%%
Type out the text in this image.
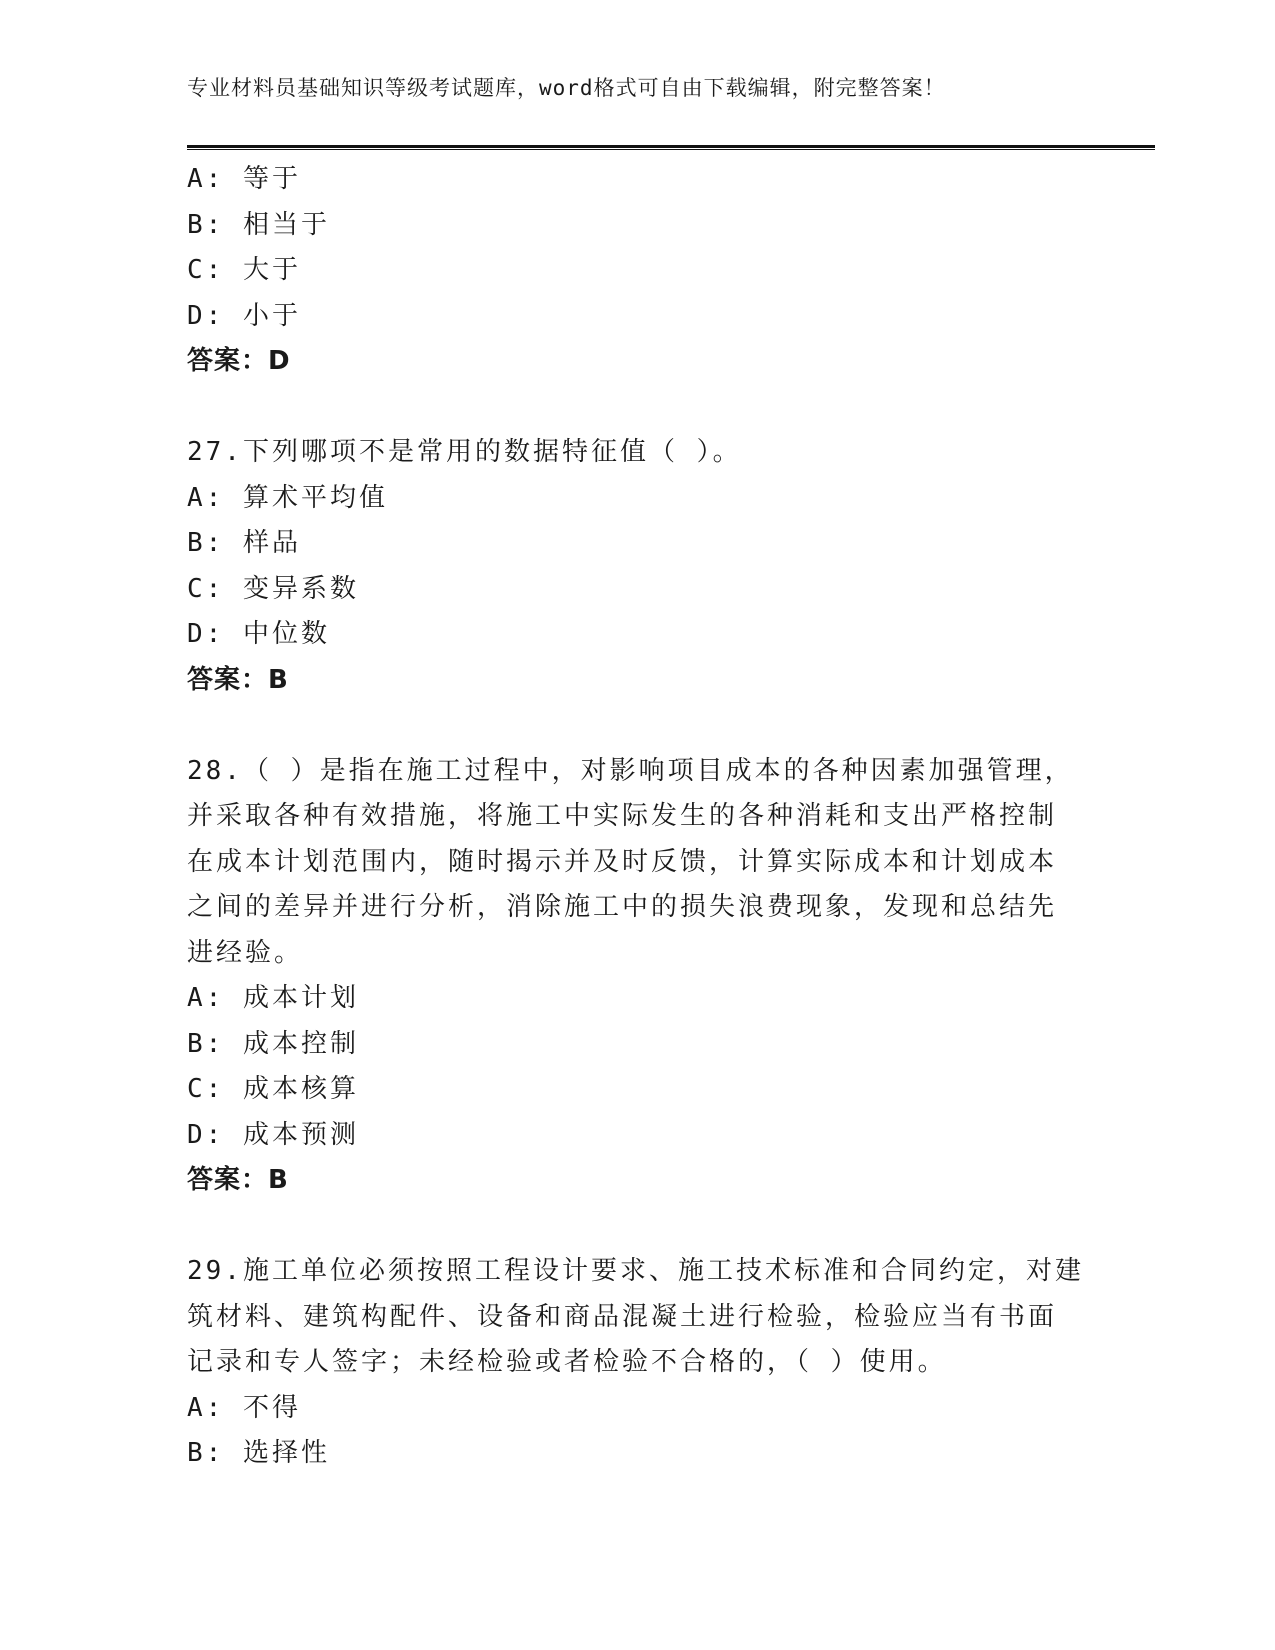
专业材料员基础知识等级考试题库，word格式可自由下载编辑，附完整答案！
A: 等于
B: 相当于
C: 大于
D: 小于
答案：D
27.下列哪项不是常用的数据特征值（ ）。
A: 算术平均值
B: 样品
C: 变异系数
D: 中位数
答案：B
28.（ ）是指在施工过程中，对影响项目成本的各种因素加强管理，
并采取各种有效措施，将施工中实际发生的各种消耗和支出严格控制
在成本计划范围内，随时揭示并及时反馈，计算实际成本和计划成本
之间的差异并进行分析，消除施工中的损失浪费现象，发现和总结先
进经验。
A: 成本计划
B: 成本控制
C: 成本核算
D: 成本预测
答案：B
29.施工单位必须按照工程设计要求、施工技术标准和合同约定，对建
筑材料、建筑构配件、设备和商品混凝土进行检验，检验应当有书面
记录和专人签字；未经检验或者检验不合格的，（ ）使用。
A: 不得
B: 选择性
%%
» Aim of the exercise:
Repeat the lines above exactly, and keep every picture out.

» Solution for this exercise:
Type out the text in this image.
专业材料员基础知识等级考试题库，word格式可自由下载编辑，附完整答案！
A: 等于
B: 相当于
C: 大于
D: 小于
答案：D
27.下列哪项不是常用的数据特征值（ ）。
A: 算术平均值
B: 样品
C: 变异系数
D: 中位数
答案：B
28.（ ）是指在施工过程中，对影响项目成本的各种因素加强管理，
并采取各种有效措施，将施工中实际发生的各种消耗和支出严格控制
在成本计划范围内，随时揭示并及时反馈，计算实际成本和计划成本
之间的差异并进行分析，消除施工中的损失浪费现象，发现和总结先
进经验。
A: 成本计划
B: 成本控制
C: 成本核算
D: 成本预测
答案：B
29.施工单位必须按照工程设计要求、施工技术标准和合同约定，对建
筑材料、建筑构配件、设备和商品混凝土进行检验，检验应当有书面
记录和专人签字；未经检验或者检验不合格的，（ ）使用。
A: 不得
B: 选择性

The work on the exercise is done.